WHAT THE TASK REQUIRES: Write out the passage about reports of ba'ad in Afghanistan in full, word for word and with the same punctuation.

READING PASSAGE:
***

The U.S. officials interviewed in Afghanistan seem quick to brush away such critiques.
“The practice of ba’ad has been overstated,” said a U.S. official who works with the informal sector. “We have anecdotal evidence that it is decreasing all over the country.”
This “anecdotal evidence” is cited by many who believe in the U.S. engagement with the tribal courts. But there is very little hard data to back up the claim.
“We do not know whether ba’ad is actually declining, or whether people are reporting it less, because they know the international community frowns upon it,” acknowledged the U.S. official.
There is certainly anecdotal evidence to support this latter hypothesis – that ba’ad is being practiced, but concealed, to keep the aid dollars flowing.
One program administrator for an NGO admitted, on condition of anonymity, that cases of ba’ad were routinely deleted from project reports submitted to donors.
“We tell our project officers that USAID wants to hear about human rights, not abuses,” said the manager.

***

RECORDED INFORMATION:
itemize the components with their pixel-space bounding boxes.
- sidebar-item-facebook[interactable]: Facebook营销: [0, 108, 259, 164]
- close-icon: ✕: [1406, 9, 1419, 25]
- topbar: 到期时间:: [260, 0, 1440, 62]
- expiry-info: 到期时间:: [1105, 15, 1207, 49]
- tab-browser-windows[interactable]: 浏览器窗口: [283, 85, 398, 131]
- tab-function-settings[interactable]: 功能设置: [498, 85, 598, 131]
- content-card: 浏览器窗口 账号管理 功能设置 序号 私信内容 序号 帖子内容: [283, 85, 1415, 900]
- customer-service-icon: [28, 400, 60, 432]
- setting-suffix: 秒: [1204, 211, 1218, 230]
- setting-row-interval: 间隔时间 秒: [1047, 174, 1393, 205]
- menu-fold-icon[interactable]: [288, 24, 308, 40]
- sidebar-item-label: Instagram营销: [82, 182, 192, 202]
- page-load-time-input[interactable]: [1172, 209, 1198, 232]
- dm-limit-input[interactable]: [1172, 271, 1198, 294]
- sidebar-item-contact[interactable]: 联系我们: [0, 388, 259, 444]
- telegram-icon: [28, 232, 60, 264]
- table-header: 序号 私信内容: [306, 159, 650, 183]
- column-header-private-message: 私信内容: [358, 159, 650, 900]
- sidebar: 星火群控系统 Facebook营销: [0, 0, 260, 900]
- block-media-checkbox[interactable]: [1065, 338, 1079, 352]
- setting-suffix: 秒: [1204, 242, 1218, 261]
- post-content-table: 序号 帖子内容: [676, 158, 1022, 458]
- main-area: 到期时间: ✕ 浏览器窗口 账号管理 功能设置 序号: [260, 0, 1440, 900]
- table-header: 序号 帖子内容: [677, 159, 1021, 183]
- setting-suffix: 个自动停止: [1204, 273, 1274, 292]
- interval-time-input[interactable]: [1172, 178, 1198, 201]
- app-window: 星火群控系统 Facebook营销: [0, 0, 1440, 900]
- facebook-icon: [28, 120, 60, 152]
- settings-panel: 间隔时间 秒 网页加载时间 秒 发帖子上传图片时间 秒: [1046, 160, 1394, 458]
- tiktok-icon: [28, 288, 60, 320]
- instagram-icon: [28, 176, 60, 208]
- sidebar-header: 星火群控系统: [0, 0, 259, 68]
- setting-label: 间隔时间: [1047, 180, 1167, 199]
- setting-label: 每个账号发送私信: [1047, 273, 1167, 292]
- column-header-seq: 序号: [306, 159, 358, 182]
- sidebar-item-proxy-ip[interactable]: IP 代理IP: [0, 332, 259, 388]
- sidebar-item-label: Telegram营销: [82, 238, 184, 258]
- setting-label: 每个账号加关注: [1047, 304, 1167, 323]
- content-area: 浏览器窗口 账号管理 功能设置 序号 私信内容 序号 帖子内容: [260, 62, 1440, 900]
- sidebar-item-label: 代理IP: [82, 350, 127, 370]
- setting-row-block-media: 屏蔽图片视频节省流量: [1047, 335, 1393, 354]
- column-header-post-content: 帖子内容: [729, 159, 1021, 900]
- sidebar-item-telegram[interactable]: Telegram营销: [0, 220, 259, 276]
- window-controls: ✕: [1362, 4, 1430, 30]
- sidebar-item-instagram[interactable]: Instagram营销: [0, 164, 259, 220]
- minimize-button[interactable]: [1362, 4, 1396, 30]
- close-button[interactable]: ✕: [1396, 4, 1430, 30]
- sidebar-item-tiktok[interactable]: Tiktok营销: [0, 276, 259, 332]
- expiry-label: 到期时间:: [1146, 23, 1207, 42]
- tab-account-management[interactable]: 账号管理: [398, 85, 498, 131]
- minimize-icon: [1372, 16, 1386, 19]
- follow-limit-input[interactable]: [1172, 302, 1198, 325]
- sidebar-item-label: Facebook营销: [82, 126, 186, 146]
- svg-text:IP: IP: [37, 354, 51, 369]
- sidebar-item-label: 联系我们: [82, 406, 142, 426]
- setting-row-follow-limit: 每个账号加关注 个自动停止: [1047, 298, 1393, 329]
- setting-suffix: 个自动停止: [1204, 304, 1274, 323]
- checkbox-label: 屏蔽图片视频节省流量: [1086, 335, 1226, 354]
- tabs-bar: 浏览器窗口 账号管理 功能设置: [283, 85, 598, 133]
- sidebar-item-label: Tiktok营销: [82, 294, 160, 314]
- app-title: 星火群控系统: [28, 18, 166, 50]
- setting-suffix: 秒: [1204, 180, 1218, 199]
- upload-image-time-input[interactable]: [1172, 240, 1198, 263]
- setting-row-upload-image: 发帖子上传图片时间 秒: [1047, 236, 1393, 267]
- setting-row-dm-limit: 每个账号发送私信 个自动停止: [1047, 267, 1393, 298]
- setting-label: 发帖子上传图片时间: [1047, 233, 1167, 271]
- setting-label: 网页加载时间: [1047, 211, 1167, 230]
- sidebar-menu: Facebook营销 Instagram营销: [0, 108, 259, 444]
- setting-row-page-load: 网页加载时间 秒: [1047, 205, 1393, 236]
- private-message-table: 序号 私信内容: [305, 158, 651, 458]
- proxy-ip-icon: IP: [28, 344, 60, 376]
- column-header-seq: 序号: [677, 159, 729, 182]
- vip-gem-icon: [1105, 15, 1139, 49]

***

SOLUTION TO THIS EXERCISE:
The U.S. officials interviewed in Afghanistan seem quick to brush away such critiques.
“The practice of ba’ad has been overstated,” said a U.S. official who works with the informal sector. “We have anecdotal evidence that it is decreasing all over the country.”
This “anecdotal evidence” is cited by many who believe in the U.S. engagement with the tribal courts. But there is very little hard data to back up the claim.
“We do not know whether ba’ad is actually declining, or whether people are reporting it less, because they know the international community frowns upon it,” acknowledged the U.S. official.
There is certainly anecdotal evidence to support this latter hypothesis – that ba’ad is being practiced, but concealed, to keep the aid dollars flowing.
One program administrator for an NGO admitted, on condition of anonymity, that cases of ba’ad were routinely deleted from project reports submitted to donors.
“We tell our project officers that USAID wants to hear about human rights, not abuses,” said the manager.